## What you are asked to do
Give the data below again, word for word.

╭─ Exercise data

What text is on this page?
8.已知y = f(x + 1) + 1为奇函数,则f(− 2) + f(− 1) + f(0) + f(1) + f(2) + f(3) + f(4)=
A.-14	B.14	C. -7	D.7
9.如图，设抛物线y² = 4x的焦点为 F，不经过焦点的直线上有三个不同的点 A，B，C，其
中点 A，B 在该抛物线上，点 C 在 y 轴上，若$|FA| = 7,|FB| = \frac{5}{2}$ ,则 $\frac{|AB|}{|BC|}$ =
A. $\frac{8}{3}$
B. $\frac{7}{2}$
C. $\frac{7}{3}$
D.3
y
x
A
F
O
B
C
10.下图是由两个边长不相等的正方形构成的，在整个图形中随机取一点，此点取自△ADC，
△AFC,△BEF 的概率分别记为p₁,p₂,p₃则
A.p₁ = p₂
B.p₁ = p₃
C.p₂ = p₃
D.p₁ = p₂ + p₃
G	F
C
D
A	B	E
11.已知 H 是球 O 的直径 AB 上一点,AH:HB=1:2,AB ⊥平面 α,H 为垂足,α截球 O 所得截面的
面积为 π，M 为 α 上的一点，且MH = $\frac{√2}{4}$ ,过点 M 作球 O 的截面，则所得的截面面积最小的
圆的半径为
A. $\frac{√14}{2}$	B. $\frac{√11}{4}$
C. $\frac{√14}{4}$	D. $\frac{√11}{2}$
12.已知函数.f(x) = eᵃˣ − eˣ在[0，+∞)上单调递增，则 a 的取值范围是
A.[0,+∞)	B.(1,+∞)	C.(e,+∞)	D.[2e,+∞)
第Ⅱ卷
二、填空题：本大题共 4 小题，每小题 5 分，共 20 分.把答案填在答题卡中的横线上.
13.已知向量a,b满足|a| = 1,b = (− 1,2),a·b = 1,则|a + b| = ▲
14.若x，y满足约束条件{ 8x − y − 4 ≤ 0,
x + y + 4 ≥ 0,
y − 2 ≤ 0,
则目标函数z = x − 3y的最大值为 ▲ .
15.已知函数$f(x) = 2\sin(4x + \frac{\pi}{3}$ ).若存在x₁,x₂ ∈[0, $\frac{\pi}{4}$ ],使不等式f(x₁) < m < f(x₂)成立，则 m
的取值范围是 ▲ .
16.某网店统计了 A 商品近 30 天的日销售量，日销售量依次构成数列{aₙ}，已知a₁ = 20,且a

╰─

## Expected output
What text is on this page?
8.已知y = f(x + 1) + 1为奇函数,则f(− 2) + f(− 1) + f(0) + f(1) + f(2) + f(3) + f(4)=
A.-14	B.14	C. -7	D.7
9.如图，设抛物线y² = 4x的焦点为 F，不经过焦点的直线上有三个不同的点 A，B，C，其
中点 A，B 在该抛物线上，点 C 在 y 轴上，若$|FA| = 7,|FB| = \frac{5}{2}$ ,则 $\frac{|AB|}{|BC|}$ =
A. $\frac{8}{3}$
B. $\frac{7}{2}$
C. $\frac{7}{3}$
D.3
y
x
A
F
O
B
C
10.下图是由两个边长不相等的正方形构成的，在整个图形中随机取一点，此点取自△ADC，
△AFC,△BEF 的概率分别记为p₁,p₂,p₃则
A.p₁ = p₂
B.p₁ = p₃
C.p₂ = p₃
D.p₁ = p₂ + p₃
G	F
C
D
A	B	E
11.已知 H 是球 O 的直径 AB 上一点,AH:HB=1:2,AB ⊥平面 α,H 为垂足,α截球 O 所得截面的
面积为 π，M 为 α 上的一点，且MH = $\frac{√2}{4}$ ,过点 M 作球 O 的截面，则所得的截面面积最小的
圆的半径为
A. $\frac{√14}{2}$	B. $\frac{√11}{4}$
C. $\frac{√14}{4}$	D. $\frac{√11}{2}$
12.已知函数.f(x) = eᵃˣ − eˣ在[0，+∞)上单调递增，则 a 的取值范围是
A.[0,+∞)	B.(1,+∞)	C.(e,+∞)	D.[2e,+∞)
第Ⅱ卷
二、填空题：本大题共 4 小题，每小题 5 分，共 20 分.把答案填在答题卡中的横线上.
13.已知向量a,b满足|a| = 1,b = (− 1,2),a·b = 1,则|a + b| = ▲
14.若x，y满足约束条件{ 8x − y − 4 ≤ 0,
x + y + 4 ≥ 0,
y − 2 ≤ 0,
则目标函数z = x − 3y的最大值为 ▲ .
15.已知函数$f(x) = 2\sin(4x + \frac{\pi}{3}$ ).若存在x₁,x₂ ∈[0, $\frac{\pi}{4}$ ],使不等式f(x₁) < m < f(x₂)成立，则 m
的取值范围是 ▲ .
16.某网店统计了 A 商品近 30 天的日销售量，日销售量依次构成数列{aₙ}，已知a₁ = 20,且a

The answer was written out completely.